++++ Data section

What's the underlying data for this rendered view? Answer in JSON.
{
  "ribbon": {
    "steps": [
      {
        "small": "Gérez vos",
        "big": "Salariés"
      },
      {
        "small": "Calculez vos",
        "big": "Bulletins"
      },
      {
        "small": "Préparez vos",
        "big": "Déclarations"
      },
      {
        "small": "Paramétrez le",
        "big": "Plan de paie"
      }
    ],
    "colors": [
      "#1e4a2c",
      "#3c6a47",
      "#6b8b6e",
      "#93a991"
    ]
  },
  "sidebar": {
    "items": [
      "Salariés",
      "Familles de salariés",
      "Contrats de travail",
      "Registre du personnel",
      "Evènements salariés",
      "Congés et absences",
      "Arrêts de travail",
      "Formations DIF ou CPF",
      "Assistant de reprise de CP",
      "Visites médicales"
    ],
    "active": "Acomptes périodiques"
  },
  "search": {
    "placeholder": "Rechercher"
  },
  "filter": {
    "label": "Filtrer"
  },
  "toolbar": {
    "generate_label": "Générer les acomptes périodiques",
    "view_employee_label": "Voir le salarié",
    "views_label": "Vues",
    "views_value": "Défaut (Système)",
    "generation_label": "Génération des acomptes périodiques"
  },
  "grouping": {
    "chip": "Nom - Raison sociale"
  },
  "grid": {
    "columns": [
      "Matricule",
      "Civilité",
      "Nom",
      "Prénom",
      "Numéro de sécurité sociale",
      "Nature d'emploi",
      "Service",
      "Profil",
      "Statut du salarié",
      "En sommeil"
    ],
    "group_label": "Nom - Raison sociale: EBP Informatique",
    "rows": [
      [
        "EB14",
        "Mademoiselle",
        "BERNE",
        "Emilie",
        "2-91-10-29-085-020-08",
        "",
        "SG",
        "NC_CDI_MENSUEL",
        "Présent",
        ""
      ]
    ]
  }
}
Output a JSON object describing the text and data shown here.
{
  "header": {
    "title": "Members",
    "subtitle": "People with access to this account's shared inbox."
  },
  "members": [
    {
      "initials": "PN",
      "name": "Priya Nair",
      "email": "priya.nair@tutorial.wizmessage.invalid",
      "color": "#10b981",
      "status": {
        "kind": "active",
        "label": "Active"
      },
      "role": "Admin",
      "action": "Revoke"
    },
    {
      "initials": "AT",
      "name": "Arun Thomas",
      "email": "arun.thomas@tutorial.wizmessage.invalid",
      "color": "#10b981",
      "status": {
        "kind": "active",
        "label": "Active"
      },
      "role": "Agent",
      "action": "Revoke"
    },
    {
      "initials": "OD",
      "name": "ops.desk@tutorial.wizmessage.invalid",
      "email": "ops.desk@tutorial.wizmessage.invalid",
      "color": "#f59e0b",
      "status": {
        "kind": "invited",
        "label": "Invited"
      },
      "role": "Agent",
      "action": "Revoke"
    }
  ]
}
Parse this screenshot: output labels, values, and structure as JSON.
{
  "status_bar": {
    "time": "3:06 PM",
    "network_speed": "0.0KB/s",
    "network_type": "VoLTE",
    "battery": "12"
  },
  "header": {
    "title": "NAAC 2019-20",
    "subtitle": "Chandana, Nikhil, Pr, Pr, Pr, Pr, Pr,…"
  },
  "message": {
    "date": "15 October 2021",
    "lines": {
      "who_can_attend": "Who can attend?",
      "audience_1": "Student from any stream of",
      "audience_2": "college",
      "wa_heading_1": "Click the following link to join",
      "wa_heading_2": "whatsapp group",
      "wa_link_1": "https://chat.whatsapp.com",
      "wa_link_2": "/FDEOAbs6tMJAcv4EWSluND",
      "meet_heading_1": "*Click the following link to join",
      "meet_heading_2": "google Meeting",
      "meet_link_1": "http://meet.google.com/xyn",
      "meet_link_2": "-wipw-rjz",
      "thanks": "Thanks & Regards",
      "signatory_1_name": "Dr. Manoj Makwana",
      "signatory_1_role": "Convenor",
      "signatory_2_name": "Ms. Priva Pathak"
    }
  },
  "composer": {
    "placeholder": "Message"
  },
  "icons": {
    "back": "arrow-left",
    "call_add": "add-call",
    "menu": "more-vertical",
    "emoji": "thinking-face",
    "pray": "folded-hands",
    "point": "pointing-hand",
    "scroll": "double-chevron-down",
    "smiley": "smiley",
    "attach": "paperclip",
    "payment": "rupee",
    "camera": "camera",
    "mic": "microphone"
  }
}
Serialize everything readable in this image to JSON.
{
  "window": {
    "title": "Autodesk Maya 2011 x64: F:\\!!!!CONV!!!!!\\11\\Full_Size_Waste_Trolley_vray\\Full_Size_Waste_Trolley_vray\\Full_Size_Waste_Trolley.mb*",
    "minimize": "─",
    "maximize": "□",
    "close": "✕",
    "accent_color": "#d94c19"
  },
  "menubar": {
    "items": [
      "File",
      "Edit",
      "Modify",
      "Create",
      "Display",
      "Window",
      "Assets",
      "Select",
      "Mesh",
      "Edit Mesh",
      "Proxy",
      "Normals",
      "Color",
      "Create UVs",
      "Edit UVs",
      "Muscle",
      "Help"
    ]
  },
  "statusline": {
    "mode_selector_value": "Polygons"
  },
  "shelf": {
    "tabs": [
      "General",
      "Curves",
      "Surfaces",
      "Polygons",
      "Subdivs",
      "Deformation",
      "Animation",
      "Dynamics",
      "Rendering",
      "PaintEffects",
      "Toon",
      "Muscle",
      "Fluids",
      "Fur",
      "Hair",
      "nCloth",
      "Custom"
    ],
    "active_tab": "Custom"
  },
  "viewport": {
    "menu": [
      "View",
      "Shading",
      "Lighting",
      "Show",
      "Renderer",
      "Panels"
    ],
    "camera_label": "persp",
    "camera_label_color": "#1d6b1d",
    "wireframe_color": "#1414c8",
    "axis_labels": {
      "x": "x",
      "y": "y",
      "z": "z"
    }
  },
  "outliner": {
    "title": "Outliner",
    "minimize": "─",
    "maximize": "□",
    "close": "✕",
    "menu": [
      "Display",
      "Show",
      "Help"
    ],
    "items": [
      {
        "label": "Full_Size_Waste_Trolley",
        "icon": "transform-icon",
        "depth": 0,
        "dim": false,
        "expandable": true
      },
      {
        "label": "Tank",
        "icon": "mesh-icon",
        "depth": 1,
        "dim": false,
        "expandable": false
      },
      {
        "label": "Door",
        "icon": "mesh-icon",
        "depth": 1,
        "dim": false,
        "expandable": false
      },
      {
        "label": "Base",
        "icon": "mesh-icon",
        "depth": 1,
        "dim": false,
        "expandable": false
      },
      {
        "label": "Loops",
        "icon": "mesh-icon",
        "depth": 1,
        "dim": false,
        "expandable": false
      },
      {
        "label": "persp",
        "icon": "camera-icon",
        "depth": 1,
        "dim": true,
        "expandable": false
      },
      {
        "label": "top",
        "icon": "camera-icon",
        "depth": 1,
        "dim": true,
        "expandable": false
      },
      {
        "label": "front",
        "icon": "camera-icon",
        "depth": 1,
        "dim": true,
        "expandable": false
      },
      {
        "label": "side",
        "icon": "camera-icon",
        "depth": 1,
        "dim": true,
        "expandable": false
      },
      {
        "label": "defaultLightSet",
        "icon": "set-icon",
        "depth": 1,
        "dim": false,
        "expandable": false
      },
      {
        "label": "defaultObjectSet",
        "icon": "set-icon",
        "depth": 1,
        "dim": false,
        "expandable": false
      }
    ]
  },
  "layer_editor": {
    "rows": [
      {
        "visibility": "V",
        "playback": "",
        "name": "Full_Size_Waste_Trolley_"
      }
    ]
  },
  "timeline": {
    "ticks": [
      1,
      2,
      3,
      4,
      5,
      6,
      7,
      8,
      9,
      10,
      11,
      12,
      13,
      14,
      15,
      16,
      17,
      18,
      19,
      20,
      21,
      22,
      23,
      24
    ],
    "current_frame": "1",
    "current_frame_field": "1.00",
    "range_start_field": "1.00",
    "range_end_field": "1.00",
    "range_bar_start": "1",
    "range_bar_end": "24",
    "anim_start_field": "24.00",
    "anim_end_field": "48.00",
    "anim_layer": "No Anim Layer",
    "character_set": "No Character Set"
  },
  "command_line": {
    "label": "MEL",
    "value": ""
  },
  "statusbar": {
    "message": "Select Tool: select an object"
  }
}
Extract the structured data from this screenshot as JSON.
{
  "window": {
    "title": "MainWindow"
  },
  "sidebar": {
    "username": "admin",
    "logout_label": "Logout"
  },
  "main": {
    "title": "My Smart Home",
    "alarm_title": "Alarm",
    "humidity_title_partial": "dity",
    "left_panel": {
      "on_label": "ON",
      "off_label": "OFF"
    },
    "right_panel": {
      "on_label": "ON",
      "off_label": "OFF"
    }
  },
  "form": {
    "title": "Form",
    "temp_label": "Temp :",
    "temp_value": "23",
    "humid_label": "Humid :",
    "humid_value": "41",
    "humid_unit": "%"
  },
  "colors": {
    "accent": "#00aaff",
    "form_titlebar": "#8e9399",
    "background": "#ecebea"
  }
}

++++++++

*What the task asks*. Among the lines of the listing, how many hold the string "Raison"? Respond with only the number.

*Task result*. 2